- **TO BE DONE**
Every entry should be repeated exactly. Omit the pictures.

───── RECORDS SUPPLIED ─────

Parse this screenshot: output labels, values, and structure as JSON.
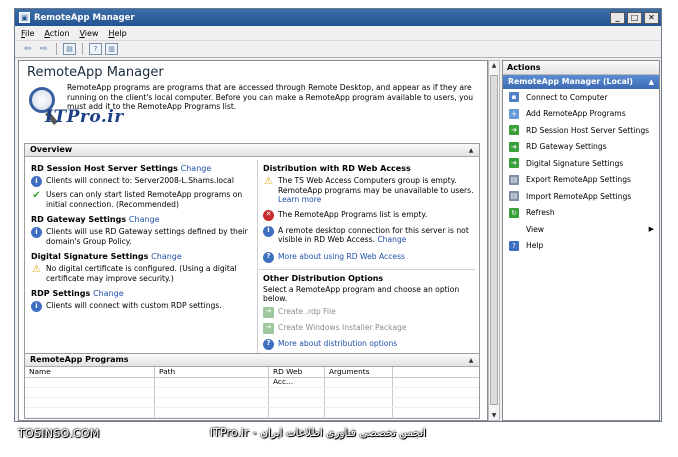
{
  "window": {
    "title": "RemoteApp Manager"
  },
  "menu": [
    "File",
    "Action",
    "View",
    "Help"
  ],
  "main": {
    "title": "RemoteApp Manager",
    "intro": "RemoteApp programs are programs that are accessed through Remote Desktop, and appear as if they are running on the client's local computer. Before you can make a RemoteApp program available to users, you must add it to the RemoteApp Programs list.",
    "logo_text": "ITPro.ir"
  },
  "overview": {
    "title": "Overview",
    "left": {
      "rdsh": {
        "title": "RD Session Host Server Settings",
        "change": "Change",
        "items": [
          {
            "icon": "info",
            "text": "Clients will connect to: Server2008-L.Shams.local"
          },
          {
            "icon": "ok",
            "text": "Users can only start listed RemoteApp programs on initial connection. (Recommended)"
          }
        ]
      },
      "gateway": {
        "title": "RD Gateway Settings",
        "change": "Change",
        "items": [
          {
            "icon": "info",
            "text": "Clients will use RD Gateway settings defined by their domain's Group Policy."
          }
        ]
      },
      "signature": {
        "title": "Digital Signature Settings",
        "change": "Change",
        "items": [
          {
            "icon": "warn",
            "text": "No digital certificate is configured. (Using a digital certificate may improve security.)"
          }
        ]
      },
      "rdp": {
        "title": "RDP Settings",
        "change": "Change",
        "items": [
          {
            "icon": "info",
            "text": "Clients will connect with custom RDP settings."
          }
        ]
      }
    },
    "right": {
      "web": {
        "title": "Distribution with RD Web Access",
        "warn1": "The TS Web Access Computers group is empty. RemoteApp programs may be unavailable to users.",
        "learn": "Learn more",
        "err": "The RemoteApp Programs list is empty.",
        "info": "A remote desktop connection for this server is not visible in RD Web Access.",
        "change": "Change",
        "more": "More about using RD Web Access"
      },
      "other": {
        "title": "Other Distribution Options",
        "desc": "Select a RemoteApp program and choose an option below.",
        "opt1": "Create .rdp File",
        "opt2": "Create Windows Installer Package",
        "more": "More about distribution options"
      }
    }
  },
  "programs": {
    "title": "RemoteApp Programs",
    "columns": [
      "Name",
      "Path",
      "RD Web Acc...",
      "Arguments"
    ]
  },
  "actions": {
    "title": "Actions",
    "group": "RemoteApp Manager (Local)",
    "items": [
      "Connect to Computer",
      "Add RemoteApp Programs",
      "RD Session Host Server Settings",
      "RD Gateway Settings",
      "Digital Signature Settings",
      "Export RemoteApp Settings",
      "Import RemoteApp Settings",
      "Refresh",
      "View",
      "Help"
    ]
  },
  "watermarks": {
    "left": "TOSINSO.COM",
    "right": "ITPro.ir - انجمن تخصصی فناوری اطلاعات ایران"
  }
}
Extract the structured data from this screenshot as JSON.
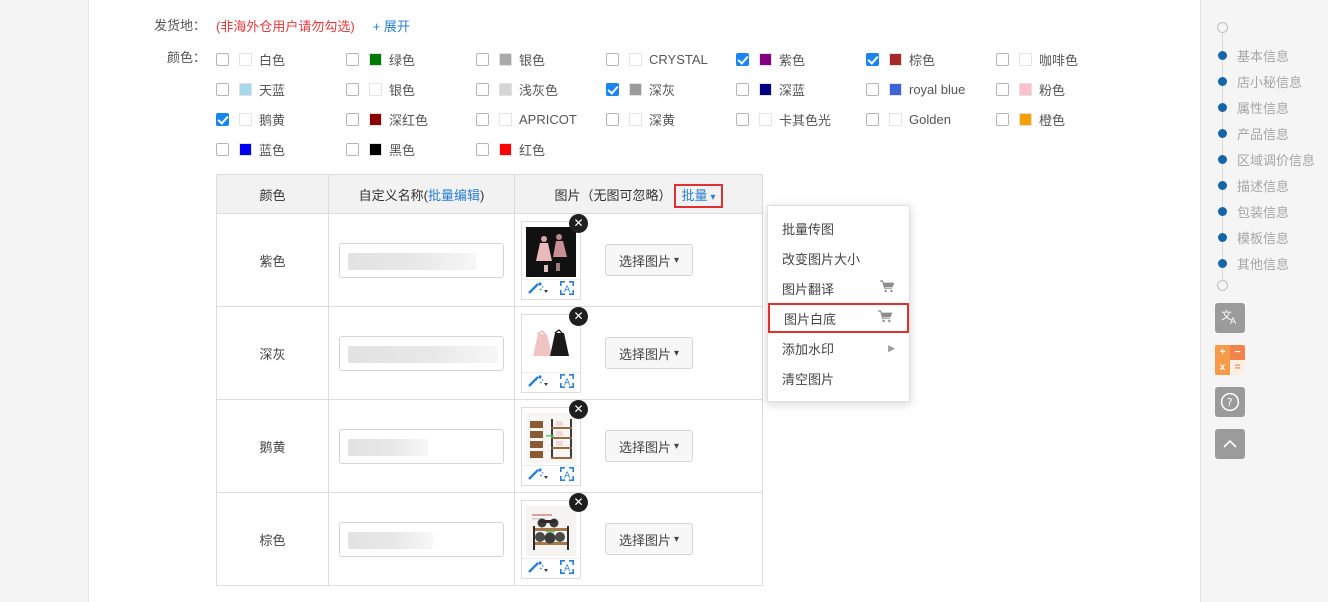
{
  "form": {
    "shipping": {
      "label": "发货地：",
      "note": "(非海外仓用户请勿勾选)",
      "expand_plus": "+",
      "expand_label": "展开"
    },
    "color": {
      "label": "颜色："
    }
  },
  "colors": [
    {
      "name": "白色",
      "swatch": "#ffffff",
      "checked": false
    },
    {
      "name": "绿色",
      "swatch": "#007a00",
      "checked": false
    },
    {
      "name": "银色",
      "swatch": "#aaaaaa",
      "checked": false
    },
    {
      "name": "CRYSTAL",
      "swatch": "#ffffff",
      "checked": false
    },
    {
      "name": "紫色",
      "swatch": "#800080",
      "checked": true
    },
    {
      "name": "棕色",
      "swatch": "#a52a2a",
      "checked": true
    },
    {
      "name": "咖啡色",
      "swatch": "#ffffff",
      "checked": false
    },
    {
      "name": "天蓝",
      "swatch": "#a8d8ec",
      "checked": false
    },
    {
      "name": "银色",
      "swatch": "#ffffff",
      "checked": false
    },
    {
      "name": "浅灰色",
      "swatch": "#d5d5d5",
      "checked": false
    },
    {
      "name": "深灰",
      "swatch": "#9b9b9b",
      "checked": true
    },
    {
      "name": "深蓝",
      "swatch": "#000080",
      "checked": false
    },
    {
      "name": "royal blue",
      "swatch": "#3c63d8",
      "checked": false
    },
    {
      "name": "粉色",
      "swatch": "#ffc0cb",
      "checked": false
    },
    {
      "name": "鹅黄",
      "swatch": "#ffffff",
      "checked": true
    },
    {
      "name": "深红色",
      "swatch": "#8b0000",
      "checked": false
    },
    {
      "name": "APRICOT",
      "swatch": "#ffffff",
      "checked": false
    },
    {
      "name": "深黄",
      "swatch": "#ffffff",
      "checked": false
    },
    {
      "name": "卡其色光",
      "swatch": "#ffffff",
      "checked": false
    },
    {
      "name": "Golden",
      "swatch": "#ffffff",
      "checked": false
    },
    {
      "name": "橙色",
      "swatch": "#f5a000",
      "checked": false
    },
    {
      "name": "蓝色",
      "swatch": "#0000ee",
      "checked": false
    },
    {
      "name": "黑色",
      "swatch": "#000000",
      "checked": false
    },
    {
      "name": "红色",
      "swatch": "#ff0000",
      "checked": false
    }
  ],
  "table": {
    "headers": {
      "color": "颜色",
      "custom_name_prefix": "自定义名称(",
      "custom_name_link": "批量编辑",
      "custom_name_suffix": ")",
      "image": "图片（无图可忽略）",
      "batch_button": "批量"
    },
    "rows": [
      {
        "color": "紫色",
        "name_value": "",
        "redact_width": 128,
        "choose_label": "选择图片",
        "thumb": "party-dress-dark"
      },
      {
        "color": "深灰",
        "name_value": "",
        "redact_width": 150,
        "choose_label": "选择图片",
        "thumb": "two-dresses"
      },
      {
        "color": "鹅黄",
        "name_value": "",
        "redact_width": 80,
        "choose_label": "选择图片",
        "thumb": "wood-shelf"
      },
      {
        "color": "棕色",
        "name_value": "",
        "redact_width": 85,
        "choose_label": "选择图片",
        "thumb": "dumbbell-rack"
      }
    ]
  },
  "batch_menu": {
    "items": [
      {
        "label": "批量传图",
        "cart": false,
        "arrow": false,
        "highlight": false
      },
      {
        "label": "改变图片大小",
        "cart": false,
        "arrow": false,
        "highlight": false
      },
      {
        "label": "图片翻译",
        "cart": true,
        "arrow": false,
        "highlight": false
      },
      {
        "label": "图片白底",
        "cart": true,
        "arrow": false,
        "highlight": true
      },
      {
        "label": "添加水印",
        "cart": false,
        "arrow": true,
        "highlight": false
      },
      {
        "label": "清空图片",
        "cart": false,
        "arrow": false,
        "highlight": false
      }
    ]
  },
  "right_rail": {
    "nav_items": [
      {
        "label": "基本信息"
      },
      {
        "label": "店小秘信息"
      },
      {
        "label": "属性信息"
      },
      {
        "label": "产品信息"
      },
      {
        "label": "区域调价信息"
      },
      {
        "label": "描述信息"
      },
      {
        "label": "包装信息"
      },
      {
        "label": "模板信息"
      },
      {
        "label": "其他信息"
      }
    ],
    "tools": [
      {
        "name": "translate-icon",
        "glyph": "文A"
      },
      {
        "name": "calculator-icon",
        "keys": [
          "+",
          "−",
          "x",
          "="
        ]
      },
      {
        "name": "help-icon",
        "glyph": "?"
      },
      {
        "name": "scroll-top-icon",
        "glyph": "︿"
      }
    ]
  },
  "theme": {
    "accent_blue": "#2a7fd4",
    "checkbox_blue": "#1a85f0",
    "highlight_red": "#e03131",
    "note_red": "#e4393c",
    "rail_dot": "#1565a8"
  }
}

─────

- **EXERCISE ANSWER**
Parse this screenshot: output labels, values, and structure as JSON.
{
  "window": {
    "title": "RemoteApp Manager"
  },
  "menu": [
    "File",
    "Action",
    "View",
    "Help"
  ],
  "main": {
    "title": "RemoteApp Manager",
    "intro": "RemoteApp programs are programs that are accessed through Remote Desktop, and appear as if they are running on the client's local computer. Before you can make a RemoteApp program available to users, you must add it to the RemoteApp Programs list.",
    "logo_text": "ITPro.ir"
  },
  "overview": {
    "title": "Overview",
    "left": {
      "rdsh": {
        "title": "RD Session Host Server Settings",
        "change": "Change",
        "items": [
          {
            "icon": "info",
            "text": "Clients will connect to: Server2008-L.Shams.local"
          },
          {
            "icon": "ok",
            "text": "Users can only start listed RemoteApp programs on initial connection. (Recommended)"
          }
        ]
      },
      "gateway": {
        "title": "RD Gateway Settings",
        "change": "Change",
        "items": [
          {
            "icon": "info",
            "text": "Clients will use RD Gateway settings defined by their domain's Group Policy."
          }
        ]
      },
      "signature": {
        "title": "Digital Signature Settings",
        "change": "Change",
        "items": [
          {
            "icon": "warn",
            "text": "No digital certificate is configured. (Using a digital certificate may improve security.)"
          }
        ]
      },
      "rdp": {
        "title": "RDP Settings",
        "change": "Change",
        "items": [
          {
            "icon": "info",
            "text": "Clients will connect with custom RDP settings."
          }
        ]
      }
    },
    "right": {
      "web": {
        "title": "Distribution with RD Web Access",
        "warn1": "The TS Web Access Computers group is empty. RemoteApp programs may be unavailable to users.",
        "learn": "Learn more",
        "err": "The RemoteApp Programs list is empty.",
        "info": "A remote desktop connection for this server is not visible in RD Web Access.",
        "change": "Change",
        "more": "More about using RD Web Access"
      },
      "other": {
        "title": "Other Distribution Options",
        "desc": "Select a RemoteApp program and choose an option below.",
        "opt1": "Create .rdp File",
        "opt2": "Create Windows Installer Package",
        "more": "More about distribution options"
      }
    }
  },
  "programs": {
    "title": "RemoteApp Programs",
    "columns": [
      "Name",
      "Path",
      "RD Web Acc...",
      "Arguments"
    ]
  },
  "actions": {
    "title": "Actions",
    "group": "RemoteApp Manager (Local)",
    "items": [
      "Connect to Computer",
      "Add RemoteApp Programs",
      "RD Session Host Server Settings",
      "RD Gateway Settings",
      "Digital Signature Settings",
      "Export RemoteApp Settings",
      "Import RemoteApp Settings",
      "Refresh",
      "View",
      "Help"
    ]
  },
  "watermarks": {
    "left": "TOSINSO.COM",
    "right": "ITPro.ir - انجمن تخصصی فناوری اطلاعات ایران"
  }
}
Extract the structured data from this screenshot as JSON.
{
  "form": {
    "shipping": {
      "label": "发货地：",
      "note": "(非海外仓用户请勿勾选)",
      "expand_plus": "+",
      "expand_label": "展开"
    },
    "color": {
      "label": "颜色："
    }
  },
  "colors": [
    {
      "name": "白色",
      "swatch": "#ffffff",
      "checked": false
    },
    {
      "name": "绿色",
      "swatch": "#007a00",
      "checked": false
    },
    {
      "name": "银色",
      "swatch": "#aaaaaa",
      "checked": false
    },
    {
      "name": "CRYSTAL",
      "swatch": "#ffffff",
      "checked": false
    },
    {
      "name": "紫色",
      "swatch": "#800080",
      "checked": true
    },
    {
      "name": "棕色",
      "swatch": "#a52a2a",
      "checked": true
    },
    {
      "name": "咖啡色",
      "swatch": "#ffffff",
      "checked": false
    },
    {
      "name": "天蓝",
      "swatch": "#a8d8ec",
      "checked": false
    },
    {
      "name": "银色",
      "swatch": "#ffffff",
      "checked": false
    },
    {
      "name": "浅灰色",
      "swatch": "#d5d5d5",
      "checked": false
    },
    {
      "name": "深灰",
      "swatch": "#9b9b9b",
      "checked": true
    },
    {
      "name": "深蓝",
      "swatch": "#000080",
      "checked": false
    },
    {
      "name": "royal blue",
      "swatch": "#3c63d8",
      "checked": false
    },
    {
      "name": "粉色",
      "swatch": "#ffc0cb",
      "checked": false
    },
    {
      "name": "鹅黄",
      "swatch": "#ffffff",
      "checked": true
    },
    {
      "name": "深红色",
      "swatch": "#8b0000",
      "checked": false
    },
    {
      "name": "APRICOT",
      "swatch": "#ffffff",
      "checked": false
    },
    {
      "name": "深黄",
      "swatch": "#ffffff",
      "checked": false
    },
    {
      "name": "卡其色光",
      "swatch": "#ffffff",
      "checked": false
    },
    {
      "name": "Golden",
      "swatch": "#ffffff",
      "checked": false
    },
    {
      "name": "橙色",
      "swatch": "#f5a000",
      "checked": false
    },
    {
      "name": "蓝色",
      "swatch": "#0000ee",
      "checked": false
    },
    {
      "name": "黑色",
      "swatch": "#000000",
      "checked": false
    },
    {
      "name": "红色",
      "swatch": "#ff0000",
      "checked": false
    }
  ],
  "table": {
    "headers": {
      "color": "颜色",
      "custom_name_prefix": "自定义名称(",
      "custom_name_link": "批量编辑",
      "custom_name_suffix": ")",
      "image": "图片（无图可忽略）",
      "batch_button": "批量"
    },
    "rows": [
      {
        "color": "紫色",
        "name_value": "",
        "redact_width": 128,
        "choose_label": "选择图片",
        "thumb": "party-dress-dark"
      },
      {
        "color": "深灰",
        "name_value": "",
        "redact_width": 150,
        "choose_label": "选择图片",
        "thumb": "two-dresses"
      },
      {
        "color": "鹅黄",
        "name_value": "",
        "redact_width": 80,
        "choose_label": "选择图片",
        "thumb": "wood-shelf"
      },
      {
        "color": "棕色",
        "name_value": "",
        "redact_width": 85,
        "choose_label": "选择图片",
        "thumb": "dumbbell-rack"
      }
    ]
  },
  "batch_menu": {
    "items": [
      {
        "label": "批量传图",
        "cart": false,
        "arrow": false,
        "highlight": false
      },
      {
        "label": "改变图片大小",
        "cart": false,
        "arrow": false,
        "highlight": false
      },
      {
        "label": "图片翻译",
        "cart": true,
        "arrow": false,
        "highlight": false
      },
      {
        "label": "图片白底",
        "cart": true,
        "arrow": false,
        "highlight": true
      },
      {
        "label": "添加水印",
        "cart": false,
        "arrow": true,
        "highlight": false
      },
      {
        "label": "清空图片",
        "cart": false,
        "arrow": false,
        "highlight": false
      }
    ]
  },
  "right_rail": {
    "nav_items": [
      {
        "label": "基本信息"
      },
      {
        "label": "店小秘信息"
      },
      {
        "label": "属性信息"
      },
      {
        "label": "产品信息"
      },
      {
        "label": "区域调价信息"
      },
      {
        "label": "描述信息"
      },
      {
        "label": "包装信息"
      },
      {
        "label": "模板信息"
      },
      {
        "label": "其他信息"
      }
    ],
    "tools": [
      {
        "name": "translate-icon",
        "glyph": "文A"
      },
      {
        "name": "calculator-icon",
        "keys": [
          "+",
          "−",
          "x",
          "="
        ]
      },
      {
        "name": "help-icon",
        "glyph": "?"
      },
      {
        "name": "scroll-top-icon",
        "glyph": "︿"
      }
    ]
  },
  "theme": {
    "accent_blue": "#2a7fd4",
    "checkbox_blue": "#1a85f0",
    "highlight_red": "#e03131",
    "note_red": "#e4393c",
    "rail_dot": "#1565a8"
  }
}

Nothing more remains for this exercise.